— begin —

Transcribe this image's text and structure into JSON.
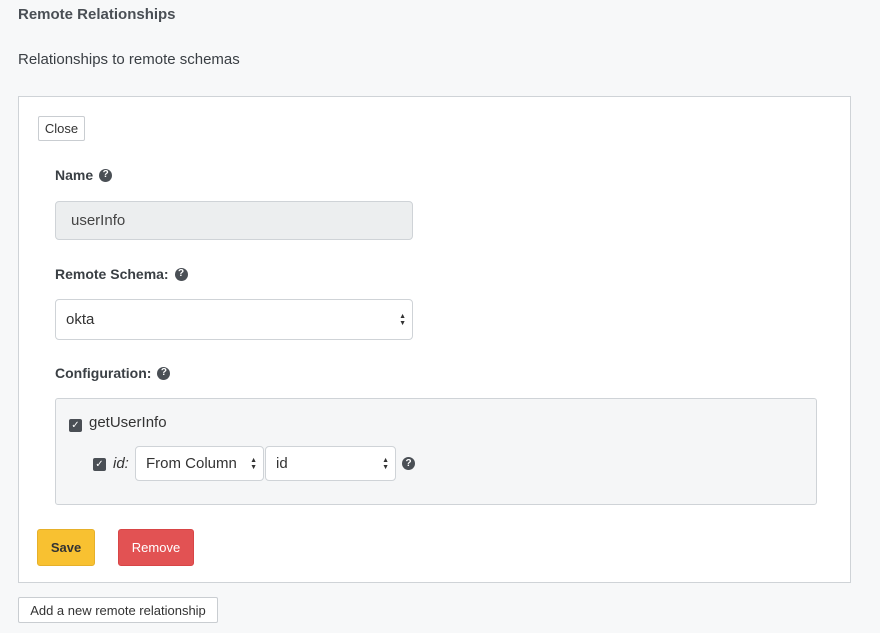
{
  "page": {
    "title": "Remote Relationships",
    "subtitle": "Relationships to remote schemas",
    "add_button_label": "Add a new remote relationship"
  },
  "editor": {
    "close_label": "Close",
    "name_label": "Name",
    "name_value": "userInfo",
    "remote_schema_label": "Remote Schema:",
    "remote_schema_value": "okta",
    "configuration_label": "Configuration:",
    "field": {
      "name": "getUserInfo",
      "checked": true,
      "argument": {
        "name": "id:",
        "checked": true,
        "source_type": "From Column",
        "column": "id"
      }
    },
    "save_label": "Save",
    "remove_label": "Remove"
  },
  "icons": {
    "help": "question-circle-icon",
    "checkbox": "checkbox-checked-icon",
    "select_arrows": "sort-arrows-icon"
  },
  "colors": {
    "save_button": "#f8c131",
    "remove_button": "#e25253",
    "page_background": "#f7f8f9",
    "readonly_input": "#eceeef"
  }
}
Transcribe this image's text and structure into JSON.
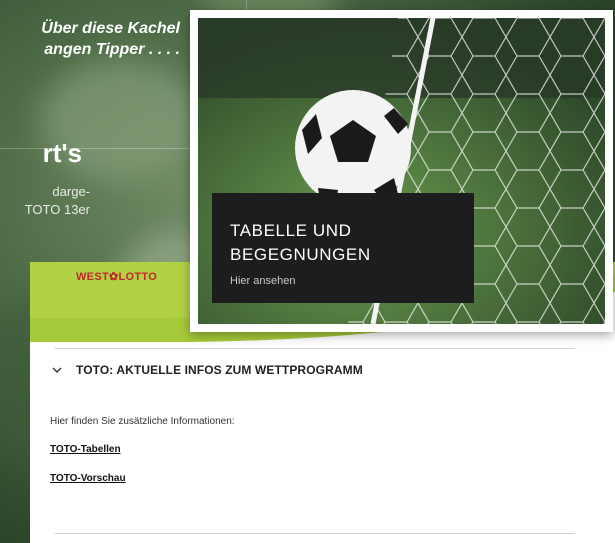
{
  "background": {
    "caption_line1": "Über diese Kachel",
    "caption_line2": "angen Tipper  . . . .",
    "headline": "rt's",
    "sub_line1": "darge-",
    "sub_line2": "TOTO 13er"
  },
  "tile": {
    "title_line1": "TABELLE UND",
    "title_line2": "BEGEGNUNGEN",
    "link": "Hier ansehen"
  },
  "panel": {
    "logo_west": "WEST",
    "logo_lotto": "LOTTO",
    "accordion_title": "TOTO: AKTUELLE INFOS ZUM WETTPROGRAMM",
    "info_text": "Hier finden Sie zusätzliche Informationen:",
    "links": [
      "TOTO-Tabellen",
      "TOTO-Vorschau"
    ]
  },
  "colors": {
    "accent_green": "#a6c93a",
    "brand_red": "#c0282e",
    "caption_bg": "#1d1d1f"
  }
}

— end —

#### Directive:
Every line above should be repeated exactly; pictures stay out of the copy.

#### Answer to the problem:
Transcribe this image's text and structure into JSON.
{
  "page": {
    "title": "Remote Relationships",
    "subtitle": "Relationships to remote schemas",
    "add_button_label": "Add a new remote relationship"
  },
  "editor": {
    "close_label": "Close",
    "name_label": "Name",
    "name_value": "userInfo",
    "remote_schema_label": "Remote Schema:",
    "remote_schema_value": "okta",
    "configuration_label": "Configuration:",
    "field": {
      "name": "getUserInfo",
      "checked": true,
      "argument": {
        "name": "id:",
        "checked": true,
        "source_type": "From Column",
        "column": "id"
      }
    },
    "save_label": "Save",
    "remove_label": "Remove"
  },
  "icons": {
    "help": "question-circle-icon",
    "checkbox": "checkbox-checked-icon",
    "select_arrows": "sort-arrows-icon"
  },
  "colors": {
    "save_button": "#f8c131",
    "remove_button": "#e25253",
    "page_background": "#f7f8f9",
    "readonly_input": "#eceeef"
  }
}
Transcribe this image's text and structure into JSON.
{
  "background": {
    "caption_line1": "Über diese Kachel",
    "caption_line2": "angen Tipper  . . . .",
    "headline": "rt's",
    "sub_line1": "darge-",
    "sub_line2": "TOTO 13er"
  },
  "tile": {
    "title_line1": "TABELLE UND",
    "title_line2": "BEGEGNUNGEN",
    "link": "Hier ansehen"
  },
  "panel": {
    "logo_west": "WEST",
    "logo_lotto": "LOTTO",
    "accordion_title": "TOTO: AKTUELLE INFOS ZUM WETTPROGRAMM",
    "info_text": "Hier finden Sie zusätzliche Informationen:",
    "links": [
      "TOTO-Tabellen",
      "TOTO-Vorschau"
    ]
  },
  "colors": {
    "accent_green": "#a6c93a",
    "brand_red": "#c0282e",
    "caption_bg": "#1d1d1f"
  }
}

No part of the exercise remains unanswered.